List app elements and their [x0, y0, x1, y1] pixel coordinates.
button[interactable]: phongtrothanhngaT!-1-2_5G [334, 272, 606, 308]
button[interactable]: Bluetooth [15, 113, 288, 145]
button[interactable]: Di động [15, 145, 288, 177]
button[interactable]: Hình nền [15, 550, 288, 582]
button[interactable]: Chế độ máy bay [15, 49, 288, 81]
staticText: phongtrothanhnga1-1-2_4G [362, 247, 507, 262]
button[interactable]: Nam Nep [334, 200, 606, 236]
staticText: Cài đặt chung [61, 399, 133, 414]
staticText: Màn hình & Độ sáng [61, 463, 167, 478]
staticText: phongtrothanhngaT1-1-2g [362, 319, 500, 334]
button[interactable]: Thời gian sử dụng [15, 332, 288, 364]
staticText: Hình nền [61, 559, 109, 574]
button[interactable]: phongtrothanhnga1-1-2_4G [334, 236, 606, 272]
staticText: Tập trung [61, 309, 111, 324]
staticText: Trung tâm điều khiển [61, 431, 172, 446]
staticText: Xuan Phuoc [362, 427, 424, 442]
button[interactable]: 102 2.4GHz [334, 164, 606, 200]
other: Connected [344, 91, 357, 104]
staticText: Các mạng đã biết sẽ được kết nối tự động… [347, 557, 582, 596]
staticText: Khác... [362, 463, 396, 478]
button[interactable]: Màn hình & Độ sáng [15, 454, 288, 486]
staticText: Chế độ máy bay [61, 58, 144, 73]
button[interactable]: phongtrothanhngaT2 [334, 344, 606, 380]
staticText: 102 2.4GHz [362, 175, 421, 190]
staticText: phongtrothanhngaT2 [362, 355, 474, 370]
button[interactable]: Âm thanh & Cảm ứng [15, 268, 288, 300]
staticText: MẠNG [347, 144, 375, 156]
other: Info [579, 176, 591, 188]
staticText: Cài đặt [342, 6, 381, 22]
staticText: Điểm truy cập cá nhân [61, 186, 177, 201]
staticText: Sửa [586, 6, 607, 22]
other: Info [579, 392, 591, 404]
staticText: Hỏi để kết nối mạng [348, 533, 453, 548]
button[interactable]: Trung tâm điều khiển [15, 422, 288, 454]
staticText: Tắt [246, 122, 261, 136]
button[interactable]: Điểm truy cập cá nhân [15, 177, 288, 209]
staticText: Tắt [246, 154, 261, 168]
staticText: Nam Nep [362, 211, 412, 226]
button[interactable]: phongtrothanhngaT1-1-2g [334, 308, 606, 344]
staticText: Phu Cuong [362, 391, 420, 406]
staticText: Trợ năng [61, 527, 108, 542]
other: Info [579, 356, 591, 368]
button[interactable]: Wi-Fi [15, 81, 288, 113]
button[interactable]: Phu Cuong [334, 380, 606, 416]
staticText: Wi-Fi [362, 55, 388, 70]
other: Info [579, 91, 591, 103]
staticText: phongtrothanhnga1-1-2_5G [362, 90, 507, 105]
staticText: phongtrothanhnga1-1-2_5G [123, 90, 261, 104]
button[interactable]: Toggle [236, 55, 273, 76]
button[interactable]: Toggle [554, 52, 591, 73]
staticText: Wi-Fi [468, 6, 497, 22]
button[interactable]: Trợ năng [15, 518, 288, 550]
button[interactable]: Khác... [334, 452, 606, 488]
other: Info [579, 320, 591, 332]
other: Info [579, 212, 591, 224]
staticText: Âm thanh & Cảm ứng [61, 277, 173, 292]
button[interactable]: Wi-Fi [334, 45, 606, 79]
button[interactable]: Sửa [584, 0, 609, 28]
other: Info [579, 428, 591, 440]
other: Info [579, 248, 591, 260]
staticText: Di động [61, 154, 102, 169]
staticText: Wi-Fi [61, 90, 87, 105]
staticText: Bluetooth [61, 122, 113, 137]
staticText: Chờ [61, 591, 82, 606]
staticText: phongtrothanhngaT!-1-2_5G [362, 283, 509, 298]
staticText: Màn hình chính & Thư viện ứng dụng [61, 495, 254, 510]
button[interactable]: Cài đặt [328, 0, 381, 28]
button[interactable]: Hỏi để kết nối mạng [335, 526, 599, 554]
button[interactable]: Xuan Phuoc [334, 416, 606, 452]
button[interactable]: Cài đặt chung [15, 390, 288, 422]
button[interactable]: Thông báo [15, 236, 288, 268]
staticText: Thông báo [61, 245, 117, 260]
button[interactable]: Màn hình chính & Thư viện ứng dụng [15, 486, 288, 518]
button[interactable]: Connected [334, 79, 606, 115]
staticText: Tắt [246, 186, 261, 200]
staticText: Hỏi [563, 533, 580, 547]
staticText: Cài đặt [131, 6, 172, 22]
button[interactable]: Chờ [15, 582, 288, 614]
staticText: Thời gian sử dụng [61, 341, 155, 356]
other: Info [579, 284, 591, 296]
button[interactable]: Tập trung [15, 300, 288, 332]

============================================================

• _SET TASK_:
Please quote all of the lines above character for character, in their original order.

• _RESULT FOR THIS EXERCISE_:
List app elements and their [x0, y0, x1, y1] pixel coordinates.
button[interactable]: phongtrothanhngaT!-1-2_5G [334, 272, 606, 308]
button[interactable]: Bluetooth [15, 113, 288, 145]
button[interactable]: Di động [15, 145, 288, 177]
button[interactable]: Hình nền [15, 550, 288, 582]
button[interactable]: Chế độ máy bay [15, 49, 288, 81]
staticText: phongtrothanhnga1-1-2_4G [362, 247, 507, 262]
button[interactable]: Nam Nep [334, 200, 606, 236]
staticText: Cài đặt chung [61, 399, 133, 414]
staticText: Màn hình & Độ sáng [61, 463, 167, 478]
staticText: phongtrothanhngaT1-1-2g [362, 319, 500, 334]
button[interactable]: Thời gian sử dụng [15, 332, 288, 364]
staticText: Hình nền [61, 559, 109, 574]
button[interactable]: phongtrothanhnga1-1-2_4G [334, 236, 606, 272]
staticText: Tập trung [61, 309, 111, 324]
staticText: Trung tâm điều khiển [61, 431, 172, 446]
staticText: Xuan Phuoc [362, 427, 424, 442]
button[interactable]: 102 2.4GHz [334, 164, 606, 200]
other: Connected [344, 91, 357, 104]
staticText: Các mạng đã biết sẽ được kết nối tự động… [347, 557, 582, 596]
staticText: Khác... [362, 463, 396, 478]
button[interactable]: Màn hình & Độ sáng [15, 454, 288, 486]
staticText: Chế độ máy bay [61, 58, 144, 73]
button[interactable]: phongtrothanhngaT2 [334, 344, 606, 380]
staticText: 102 2.4GHz [362, 175, 421, 190]
staticText: phongtrothanhngaT2 [362, 355, 474, 370]
button[interactable]: Âm thanh & Cảm ứng [15, 268, 288, 300]
staticText: MẠNG [347, 144, 375, 156]
other: Info [579, 176, 591, 188]
staticText: Cài đặt [342, 6, 381, 22]
staticText: Điểm truy cập cá nhân [61, 186, 177, 201]
staticText: Sửa [586, 6, 607, 22]
other: Info [579, 392, 591, 404]
staticText: Hỏi để kết nối mạng [348, 533, 453, 548]
button[interactable]: Trung tâm điều khiển [15, 422, 288, 454]
staticText: Tắt [246, 122, 261, 136]
button[interactable]: Điểm truy cập cá nhân [15, 177, 288, 209]
staticText: Tắt [246, 154, 261, 168]
staticText: Nam Nep [362, 211, 412, 226]
button[interactable]: phongtrothanhngaT1-1-2g [334, 308, 606, 344]
staticText: Phu Cuong [362, 391, 420, 406]
staticText: Trợ năng [61, 527, 108, 542]
other: Info [579, 356, 591, 368]
button[interactable]: Wi-Fi [15, 81, 288, 113]
button[interactable]: Phu Cuong [334, 380, 606, 416]
staticText: Wi-Fi [362, 55, 388, 70]
other: Info [579, 91, 591, 103]
staticText: phongtrothanhnga1-1-2_5G [362, 90, 507, 105]
staticText: phongtrothanhnga1-1-2_5G [123, 90, 261, 104]
button[interactable]: Toggle [236, 55, 273, 76]
button[interactable]: Toggle [554, 52, 591, 73]
staticText: Wi-Fi [468, 6, 497, 22]
button[interactable]: Trợ năng [15, 518, 288, 550]
button[interactable]: Khác... [334, 452, 606, 488]
other: Info [579, 320, 591, 332]
other: Info [579, 212, 591, 224]
staticText: Âm thanh & Cảm ứng [61, 277, 173, 292]
button[interactable]: Wi-Fi [334, 45, 606, 79]
button[interactable]: Sửa [584, 0, 609, 28]
other: Info [579, 428, 591, 440]
other: Info [579, 248, 591, 260]
staticText: Di động [61, 154, 102, 169]
staticText: Wi-Fi [61, 90, 87, 105]
staticText: Bluetooth [61, 122, 113, 137]
staticText: Chờ [61, 591, 82, 606]
staticText: phongtrothanhngaT!-1-2_5G [362, 283, 509, 298]
staticText: Màn hình chính & Thư viện ứng dụng [61, 495, 254, 510]
button[interactable]: Cài đặt [328, 0, 381, 28]
button[interactable]: Hỏi để kết nối mạng [335, 526, 599, 554]
button[interactable]: Xuan Phuoc [334, 416, 606, 452]
button[interactable]: Cài đặt chung [15, 390, 288, 422]
button[interactable]: Thông báo [15, 236, 288, 268]
staticText: Thông báo [61, 245, 117, 260]
button[interactable]: Màn hình chính & Thư viện ứng dụng [15, 486, 288, 518]
button[interactable]: Connected [334, 79, 606, 115]
staticText: Tắt [246, 186, 261, 200]
staticText: Hỏi [563, 533, 580, 547]
staticText: Cài đặt [131, 6, 172, 22]
button[interactable]: Chờ [15, 582, 288, 614]
staticText: Thời gian sử dụng [61, 341, 155, 356]
other: Info [579, 284, 591, 296]
button[interactable]: Tập trung [15, 300, 288, 332]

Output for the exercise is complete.